• Your task:
Find each line holding the word "December" and give the total alone.
═════ Input data
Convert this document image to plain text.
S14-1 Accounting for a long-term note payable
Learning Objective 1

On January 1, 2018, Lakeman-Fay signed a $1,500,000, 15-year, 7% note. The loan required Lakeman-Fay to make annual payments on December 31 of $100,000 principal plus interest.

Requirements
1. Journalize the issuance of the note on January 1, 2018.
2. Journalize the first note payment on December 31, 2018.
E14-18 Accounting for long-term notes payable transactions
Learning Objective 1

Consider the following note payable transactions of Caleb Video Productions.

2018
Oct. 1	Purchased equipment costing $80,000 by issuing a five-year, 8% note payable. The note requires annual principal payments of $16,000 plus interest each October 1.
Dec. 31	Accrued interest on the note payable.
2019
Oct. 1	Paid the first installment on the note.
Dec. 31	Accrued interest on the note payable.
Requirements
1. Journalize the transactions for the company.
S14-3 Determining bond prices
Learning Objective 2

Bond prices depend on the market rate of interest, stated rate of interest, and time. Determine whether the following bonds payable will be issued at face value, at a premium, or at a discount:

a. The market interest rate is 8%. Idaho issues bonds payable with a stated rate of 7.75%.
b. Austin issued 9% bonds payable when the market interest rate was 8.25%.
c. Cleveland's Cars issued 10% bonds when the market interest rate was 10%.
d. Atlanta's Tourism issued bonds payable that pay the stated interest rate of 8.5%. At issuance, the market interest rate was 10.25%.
══════════
• Finished task:
2